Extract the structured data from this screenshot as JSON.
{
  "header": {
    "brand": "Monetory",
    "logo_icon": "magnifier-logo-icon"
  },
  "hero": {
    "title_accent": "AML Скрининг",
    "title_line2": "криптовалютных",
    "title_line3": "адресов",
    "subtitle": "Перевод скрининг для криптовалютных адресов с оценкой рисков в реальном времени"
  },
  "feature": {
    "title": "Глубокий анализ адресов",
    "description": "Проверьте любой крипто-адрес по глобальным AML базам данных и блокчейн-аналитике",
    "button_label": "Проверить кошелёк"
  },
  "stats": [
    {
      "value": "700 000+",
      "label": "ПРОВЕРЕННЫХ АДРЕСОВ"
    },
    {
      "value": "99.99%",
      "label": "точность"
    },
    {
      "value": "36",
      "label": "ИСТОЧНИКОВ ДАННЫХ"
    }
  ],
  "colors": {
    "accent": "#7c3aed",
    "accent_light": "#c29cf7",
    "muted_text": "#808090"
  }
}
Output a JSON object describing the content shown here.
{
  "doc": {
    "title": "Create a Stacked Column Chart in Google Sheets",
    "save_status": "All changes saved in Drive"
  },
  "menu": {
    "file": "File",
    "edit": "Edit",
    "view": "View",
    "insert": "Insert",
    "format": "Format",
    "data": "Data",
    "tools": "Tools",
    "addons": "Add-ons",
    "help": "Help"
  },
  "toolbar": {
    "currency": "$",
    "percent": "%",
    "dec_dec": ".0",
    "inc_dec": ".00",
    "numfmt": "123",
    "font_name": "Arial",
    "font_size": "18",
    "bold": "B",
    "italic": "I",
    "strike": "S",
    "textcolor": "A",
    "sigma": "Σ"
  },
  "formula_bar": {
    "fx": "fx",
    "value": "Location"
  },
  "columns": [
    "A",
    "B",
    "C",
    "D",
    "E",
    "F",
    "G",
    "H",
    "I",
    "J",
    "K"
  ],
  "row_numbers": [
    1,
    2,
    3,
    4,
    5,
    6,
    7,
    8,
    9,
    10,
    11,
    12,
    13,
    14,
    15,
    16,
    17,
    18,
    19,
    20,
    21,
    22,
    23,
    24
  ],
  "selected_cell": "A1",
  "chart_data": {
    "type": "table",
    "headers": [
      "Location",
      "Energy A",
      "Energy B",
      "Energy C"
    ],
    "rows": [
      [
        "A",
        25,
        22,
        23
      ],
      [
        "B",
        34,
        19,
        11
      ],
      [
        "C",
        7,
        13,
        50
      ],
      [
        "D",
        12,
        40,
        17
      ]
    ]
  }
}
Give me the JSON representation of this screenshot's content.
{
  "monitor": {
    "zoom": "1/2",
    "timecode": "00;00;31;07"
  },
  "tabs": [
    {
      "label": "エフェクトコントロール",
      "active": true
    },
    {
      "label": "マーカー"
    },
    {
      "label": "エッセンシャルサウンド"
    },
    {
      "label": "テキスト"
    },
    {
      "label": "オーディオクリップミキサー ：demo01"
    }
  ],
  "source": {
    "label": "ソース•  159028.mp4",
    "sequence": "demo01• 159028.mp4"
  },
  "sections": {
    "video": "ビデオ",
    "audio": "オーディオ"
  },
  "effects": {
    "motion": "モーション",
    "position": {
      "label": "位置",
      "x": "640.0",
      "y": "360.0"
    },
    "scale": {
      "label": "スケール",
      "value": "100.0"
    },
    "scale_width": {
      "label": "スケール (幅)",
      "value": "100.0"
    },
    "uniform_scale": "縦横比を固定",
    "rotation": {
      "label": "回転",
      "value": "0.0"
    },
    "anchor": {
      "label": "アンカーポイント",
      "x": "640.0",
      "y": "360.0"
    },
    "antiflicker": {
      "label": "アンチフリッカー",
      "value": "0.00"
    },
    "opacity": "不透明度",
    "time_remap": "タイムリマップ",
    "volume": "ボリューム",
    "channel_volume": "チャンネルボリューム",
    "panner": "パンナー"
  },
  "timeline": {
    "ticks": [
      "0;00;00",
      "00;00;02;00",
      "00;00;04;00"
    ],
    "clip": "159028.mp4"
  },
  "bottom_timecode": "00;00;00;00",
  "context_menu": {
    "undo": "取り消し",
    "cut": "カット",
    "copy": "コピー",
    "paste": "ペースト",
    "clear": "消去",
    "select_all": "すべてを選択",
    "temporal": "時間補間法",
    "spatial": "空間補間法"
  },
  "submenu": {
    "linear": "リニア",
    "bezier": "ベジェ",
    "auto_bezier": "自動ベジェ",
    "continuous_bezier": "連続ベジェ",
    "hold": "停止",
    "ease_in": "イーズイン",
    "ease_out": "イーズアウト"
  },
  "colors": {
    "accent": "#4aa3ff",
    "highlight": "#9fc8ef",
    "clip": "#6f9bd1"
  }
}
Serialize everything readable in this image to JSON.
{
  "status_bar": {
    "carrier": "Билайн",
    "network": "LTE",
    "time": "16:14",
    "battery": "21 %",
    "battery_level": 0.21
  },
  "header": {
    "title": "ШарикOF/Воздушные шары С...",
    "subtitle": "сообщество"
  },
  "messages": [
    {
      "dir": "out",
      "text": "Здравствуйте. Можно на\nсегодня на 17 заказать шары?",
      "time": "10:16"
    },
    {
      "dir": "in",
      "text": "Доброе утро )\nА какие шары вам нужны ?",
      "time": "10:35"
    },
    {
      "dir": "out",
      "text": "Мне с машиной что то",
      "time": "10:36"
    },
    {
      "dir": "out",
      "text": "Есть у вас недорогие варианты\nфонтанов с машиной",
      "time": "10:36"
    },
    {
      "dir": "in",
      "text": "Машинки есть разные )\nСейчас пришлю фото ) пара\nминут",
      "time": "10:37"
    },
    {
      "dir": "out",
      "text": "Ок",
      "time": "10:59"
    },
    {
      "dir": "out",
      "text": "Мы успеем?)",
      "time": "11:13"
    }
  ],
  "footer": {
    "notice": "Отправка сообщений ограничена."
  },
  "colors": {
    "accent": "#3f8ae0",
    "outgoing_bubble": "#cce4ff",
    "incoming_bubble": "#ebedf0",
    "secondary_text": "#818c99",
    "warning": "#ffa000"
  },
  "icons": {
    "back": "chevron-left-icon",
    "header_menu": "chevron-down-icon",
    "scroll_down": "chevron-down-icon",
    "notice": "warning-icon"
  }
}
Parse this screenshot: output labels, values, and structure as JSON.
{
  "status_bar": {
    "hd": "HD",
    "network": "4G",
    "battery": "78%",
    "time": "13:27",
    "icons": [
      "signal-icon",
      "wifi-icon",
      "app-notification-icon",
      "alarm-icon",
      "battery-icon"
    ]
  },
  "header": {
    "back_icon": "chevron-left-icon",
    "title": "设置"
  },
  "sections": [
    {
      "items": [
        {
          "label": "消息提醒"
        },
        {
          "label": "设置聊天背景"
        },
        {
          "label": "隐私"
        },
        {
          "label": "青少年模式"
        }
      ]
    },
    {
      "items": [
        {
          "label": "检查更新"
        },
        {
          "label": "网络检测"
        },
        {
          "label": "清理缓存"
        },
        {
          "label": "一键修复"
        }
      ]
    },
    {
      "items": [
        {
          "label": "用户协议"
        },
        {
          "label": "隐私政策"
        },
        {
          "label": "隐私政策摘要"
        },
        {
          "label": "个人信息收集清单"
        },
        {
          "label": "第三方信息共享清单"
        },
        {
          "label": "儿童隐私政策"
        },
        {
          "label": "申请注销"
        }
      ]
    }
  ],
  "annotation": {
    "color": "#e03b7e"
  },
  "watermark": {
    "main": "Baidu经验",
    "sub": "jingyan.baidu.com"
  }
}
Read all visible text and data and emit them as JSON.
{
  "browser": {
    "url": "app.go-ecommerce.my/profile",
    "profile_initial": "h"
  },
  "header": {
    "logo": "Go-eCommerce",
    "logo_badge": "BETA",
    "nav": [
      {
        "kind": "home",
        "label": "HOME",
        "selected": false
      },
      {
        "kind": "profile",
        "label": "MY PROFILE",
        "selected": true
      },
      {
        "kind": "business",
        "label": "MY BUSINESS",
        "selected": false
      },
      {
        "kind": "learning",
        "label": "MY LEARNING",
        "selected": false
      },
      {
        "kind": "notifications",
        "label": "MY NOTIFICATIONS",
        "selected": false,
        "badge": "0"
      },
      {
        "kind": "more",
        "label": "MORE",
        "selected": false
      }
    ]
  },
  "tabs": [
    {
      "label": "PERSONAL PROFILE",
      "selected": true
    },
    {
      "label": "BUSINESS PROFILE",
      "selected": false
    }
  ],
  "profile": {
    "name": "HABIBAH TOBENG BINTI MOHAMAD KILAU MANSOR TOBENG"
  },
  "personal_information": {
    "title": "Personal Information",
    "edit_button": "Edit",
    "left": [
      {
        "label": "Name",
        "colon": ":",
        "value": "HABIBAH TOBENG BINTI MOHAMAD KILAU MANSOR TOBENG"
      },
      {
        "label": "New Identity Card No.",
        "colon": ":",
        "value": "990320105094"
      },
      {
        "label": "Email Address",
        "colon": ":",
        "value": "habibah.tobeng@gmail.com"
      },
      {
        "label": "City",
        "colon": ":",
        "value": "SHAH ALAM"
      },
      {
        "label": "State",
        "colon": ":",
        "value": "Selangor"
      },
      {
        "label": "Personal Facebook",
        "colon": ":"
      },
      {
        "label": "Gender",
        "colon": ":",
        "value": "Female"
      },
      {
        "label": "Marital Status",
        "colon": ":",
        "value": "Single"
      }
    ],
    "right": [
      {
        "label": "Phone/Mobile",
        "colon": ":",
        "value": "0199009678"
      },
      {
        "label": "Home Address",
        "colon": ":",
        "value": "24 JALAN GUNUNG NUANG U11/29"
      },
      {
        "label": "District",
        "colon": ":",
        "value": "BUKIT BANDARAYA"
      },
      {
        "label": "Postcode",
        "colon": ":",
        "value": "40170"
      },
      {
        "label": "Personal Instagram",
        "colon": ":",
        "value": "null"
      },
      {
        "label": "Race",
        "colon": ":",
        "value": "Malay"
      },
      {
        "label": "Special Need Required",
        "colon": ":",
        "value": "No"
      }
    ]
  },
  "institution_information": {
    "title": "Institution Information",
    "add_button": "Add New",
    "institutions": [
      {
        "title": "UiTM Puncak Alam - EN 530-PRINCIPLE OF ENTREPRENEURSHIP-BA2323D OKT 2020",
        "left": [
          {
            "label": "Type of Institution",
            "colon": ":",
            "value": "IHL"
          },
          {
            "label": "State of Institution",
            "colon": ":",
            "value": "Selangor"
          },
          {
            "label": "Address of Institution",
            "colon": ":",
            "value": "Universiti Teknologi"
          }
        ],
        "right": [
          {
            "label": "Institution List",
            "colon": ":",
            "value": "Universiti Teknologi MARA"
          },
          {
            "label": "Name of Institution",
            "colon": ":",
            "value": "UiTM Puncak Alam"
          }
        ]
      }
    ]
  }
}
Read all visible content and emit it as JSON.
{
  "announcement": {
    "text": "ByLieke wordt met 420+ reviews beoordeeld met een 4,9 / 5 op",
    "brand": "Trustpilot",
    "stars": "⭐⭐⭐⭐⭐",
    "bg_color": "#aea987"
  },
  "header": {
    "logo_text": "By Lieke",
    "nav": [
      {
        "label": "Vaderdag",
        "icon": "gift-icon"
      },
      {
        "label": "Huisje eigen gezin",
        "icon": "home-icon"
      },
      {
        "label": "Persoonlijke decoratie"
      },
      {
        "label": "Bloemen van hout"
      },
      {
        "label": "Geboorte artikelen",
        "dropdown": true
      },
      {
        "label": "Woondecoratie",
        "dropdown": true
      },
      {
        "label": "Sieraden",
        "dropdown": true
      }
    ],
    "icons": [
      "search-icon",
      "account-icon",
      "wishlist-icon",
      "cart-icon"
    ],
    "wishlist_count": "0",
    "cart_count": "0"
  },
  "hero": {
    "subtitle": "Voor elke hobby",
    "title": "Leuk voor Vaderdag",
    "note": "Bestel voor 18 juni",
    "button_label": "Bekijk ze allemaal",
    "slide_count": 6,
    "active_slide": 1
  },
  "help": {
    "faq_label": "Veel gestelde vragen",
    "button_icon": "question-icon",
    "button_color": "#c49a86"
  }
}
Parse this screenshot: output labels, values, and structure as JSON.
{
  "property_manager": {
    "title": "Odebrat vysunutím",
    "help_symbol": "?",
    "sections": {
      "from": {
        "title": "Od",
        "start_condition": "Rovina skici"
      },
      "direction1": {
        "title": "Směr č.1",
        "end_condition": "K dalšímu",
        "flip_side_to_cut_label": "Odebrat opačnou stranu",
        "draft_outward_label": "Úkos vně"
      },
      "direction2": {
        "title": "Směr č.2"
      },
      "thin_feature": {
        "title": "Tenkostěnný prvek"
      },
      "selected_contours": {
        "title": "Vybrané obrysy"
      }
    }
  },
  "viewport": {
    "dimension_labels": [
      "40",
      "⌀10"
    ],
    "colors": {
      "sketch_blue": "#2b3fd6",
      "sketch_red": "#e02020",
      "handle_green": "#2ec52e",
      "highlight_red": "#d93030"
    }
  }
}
::::
» Task directions:
List every line above containing the word "MOHAMAD".

» Output below:
    "name": "HABIBAH TOBENG BINTI MOHAMAD KILAU MANSOR TOBENG"
        "value": "HABIBAH TOBENG BINTI MOHAMAD KILAU MANSOR TOBENG"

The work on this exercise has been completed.